*Given request*: Leave out the pictures and repeat the data exactly.

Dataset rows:
⟨

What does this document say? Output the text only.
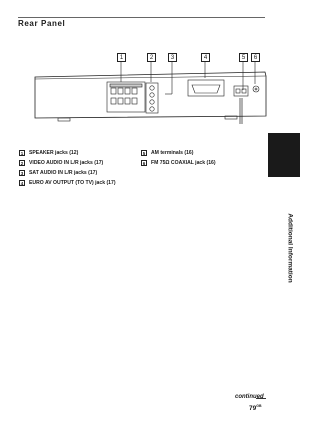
Rear Panel
1	2	3	4	5	6
1	SPEAKER jacks (12)
2	VIDEO AUDIO IN L/R jacks (17)
3	SAT AUDIO IN L/R jacks (17)
4	EURO AV OUTPUT (TO TV) jack (17)
5	AM terminals (16)
6	FM 75Ω COAXIAL jack (16)
Additional Information
continued
$79^{GB}$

⟩

*Exercise output*:
What does this document say? Output the text only.
Rear Panel
1	2	3	4	5	6
1	SPEAKER jacks (12)
2	VIDEO AUDIO IN L/R jacks (17)
3	SAT AUDIO IN L/R jacks (17)
4	EURO AV OUTPUT (TO TV) jack (17)
5	AM terminals (16)
6	FM 75Ω COAXIAL jack (16)
Additional Information
continued
$79^{GB}$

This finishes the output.